-- Available data --
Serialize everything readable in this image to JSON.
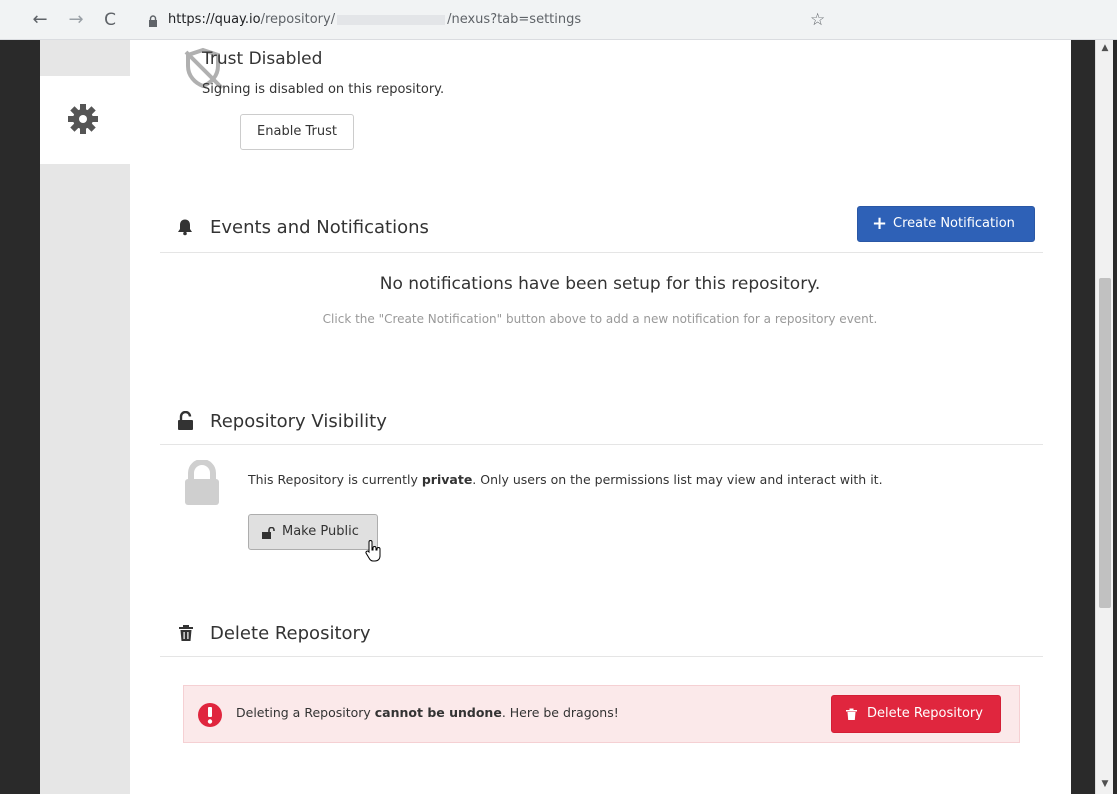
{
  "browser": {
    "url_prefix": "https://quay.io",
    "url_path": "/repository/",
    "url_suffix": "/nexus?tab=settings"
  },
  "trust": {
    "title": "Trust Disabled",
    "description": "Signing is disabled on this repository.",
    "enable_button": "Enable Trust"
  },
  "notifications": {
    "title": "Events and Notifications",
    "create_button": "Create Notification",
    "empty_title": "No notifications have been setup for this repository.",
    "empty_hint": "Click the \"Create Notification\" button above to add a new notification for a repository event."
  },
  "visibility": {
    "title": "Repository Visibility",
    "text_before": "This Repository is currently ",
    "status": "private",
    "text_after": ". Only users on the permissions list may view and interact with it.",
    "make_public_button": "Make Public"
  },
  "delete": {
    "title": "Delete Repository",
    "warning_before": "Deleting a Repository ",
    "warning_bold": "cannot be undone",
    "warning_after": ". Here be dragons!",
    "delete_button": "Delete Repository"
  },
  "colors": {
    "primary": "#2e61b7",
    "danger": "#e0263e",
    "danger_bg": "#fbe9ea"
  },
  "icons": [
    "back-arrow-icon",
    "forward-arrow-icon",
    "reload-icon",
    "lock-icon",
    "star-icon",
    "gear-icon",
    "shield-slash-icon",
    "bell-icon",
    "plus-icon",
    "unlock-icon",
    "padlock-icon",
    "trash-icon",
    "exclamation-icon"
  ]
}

-- Requirement --
What you return should match the records above word for word, minus the pictures.

-- Correct response --
Serialize everything readable in this image to JSON.
{
  "browser": {
    "url_prefix": "https://quay.io",
    "url_path": "/repository/",
    "url_suffix": "/nexus?tab=settings"
  },
  "trust": {
    "title": "Trust Disabled",
    "description": "Signing is disabled on this repository.",
    "enable_button": "Enable Trust"
  },
  "notifications": {
    "title": "Events and Notifications",
    "create_button": "Create Notification",
    "empty_title": "No notifications have been setup for this repository.",
    "empty_hint": "Click the \"Create Notification\" button above to add a new notification for a repository event."
  },
  "visibility": {
    "title": "Repository Visibility",
    "text_before": "This Repository is currently ",
    "status": "private",
    "text_after": ". Only users on the permissions list may view and interact with it.",
    "make_public_button": "Make Public"
  },
  "delete": {
    "title": "Delete Repository",
    "warning_before": "Deleting a Repository ",
    "warning_bold": "cannot be undone",
    "warning_after": ". Here be dragons!",
    "delete_button": "Delete Repository"
  },
  "colors": {
    "primary": "#2e61b7",
    "danger": "#e0263e",
    "danger_bg": "#fbe9ea"
  },
  "icons": [
    "back-arrow-icon",
    "forward-arrow-icon",
    "reload-icon",
    "lock-icon",
    "star-icon",
    "gear-icon",
    "shield-slash-icon",
    "bell-icon",
    "plus-icon",
    "unlock-icon",
    "padlock-icon",
    "trash-icon",
    "exclamation-icon"
  ]
}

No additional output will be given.